═════ Stored records

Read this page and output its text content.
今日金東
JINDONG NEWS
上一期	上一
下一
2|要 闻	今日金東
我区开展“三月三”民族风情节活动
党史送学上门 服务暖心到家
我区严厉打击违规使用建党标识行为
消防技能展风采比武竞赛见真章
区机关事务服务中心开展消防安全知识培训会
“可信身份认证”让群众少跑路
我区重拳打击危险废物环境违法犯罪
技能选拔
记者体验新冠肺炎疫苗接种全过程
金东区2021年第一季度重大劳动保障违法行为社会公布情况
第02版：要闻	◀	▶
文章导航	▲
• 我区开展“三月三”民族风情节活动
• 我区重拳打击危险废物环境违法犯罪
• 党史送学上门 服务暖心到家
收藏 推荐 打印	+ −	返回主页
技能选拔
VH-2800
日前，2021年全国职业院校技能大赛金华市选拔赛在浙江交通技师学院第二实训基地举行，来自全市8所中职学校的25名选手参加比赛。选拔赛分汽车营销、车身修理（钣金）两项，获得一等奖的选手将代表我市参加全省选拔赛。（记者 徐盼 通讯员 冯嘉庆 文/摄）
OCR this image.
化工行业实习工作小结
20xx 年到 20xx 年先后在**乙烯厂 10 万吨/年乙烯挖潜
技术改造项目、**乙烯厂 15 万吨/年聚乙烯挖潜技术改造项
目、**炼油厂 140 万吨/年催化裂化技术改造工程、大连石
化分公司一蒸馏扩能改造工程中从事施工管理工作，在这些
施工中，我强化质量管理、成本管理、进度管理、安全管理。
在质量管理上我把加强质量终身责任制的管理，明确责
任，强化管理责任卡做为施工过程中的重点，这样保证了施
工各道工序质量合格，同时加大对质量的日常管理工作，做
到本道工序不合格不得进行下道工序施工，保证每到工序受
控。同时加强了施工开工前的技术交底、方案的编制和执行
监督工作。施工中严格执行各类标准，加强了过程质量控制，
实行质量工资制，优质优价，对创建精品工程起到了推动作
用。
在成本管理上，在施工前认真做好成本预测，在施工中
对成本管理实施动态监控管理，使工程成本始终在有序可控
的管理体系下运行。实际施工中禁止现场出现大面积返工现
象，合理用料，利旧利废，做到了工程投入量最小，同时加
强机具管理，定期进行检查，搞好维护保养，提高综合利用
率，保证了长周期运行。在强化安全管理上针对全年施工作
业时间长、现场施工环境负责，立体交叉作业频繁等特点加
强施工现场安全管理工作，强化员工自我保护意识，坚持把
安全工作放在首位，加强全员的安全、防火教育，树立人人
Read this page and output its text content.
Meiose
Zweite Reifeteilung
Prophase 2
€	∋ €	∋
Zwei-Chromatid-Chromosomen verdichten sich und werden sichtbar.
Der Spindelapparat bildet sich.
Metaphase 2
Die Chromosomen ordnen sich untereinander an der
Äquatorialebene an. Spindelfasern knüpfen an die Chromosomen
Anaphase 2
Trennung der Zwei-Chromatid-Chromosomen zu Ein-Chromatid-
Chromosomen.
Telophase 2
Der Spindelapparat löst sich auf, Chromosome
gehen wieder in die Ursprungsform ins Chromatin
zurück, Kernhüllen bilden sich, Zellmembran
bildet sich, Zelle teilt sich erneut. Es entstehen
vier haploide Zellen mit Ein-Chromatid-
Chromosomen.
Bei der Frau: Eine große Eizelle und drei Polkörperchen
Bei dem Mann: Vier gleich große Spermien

══════════

[Objective]
Look through the entries above and count each line holding "Chromatid"; report the count alone.

[Task solution]
3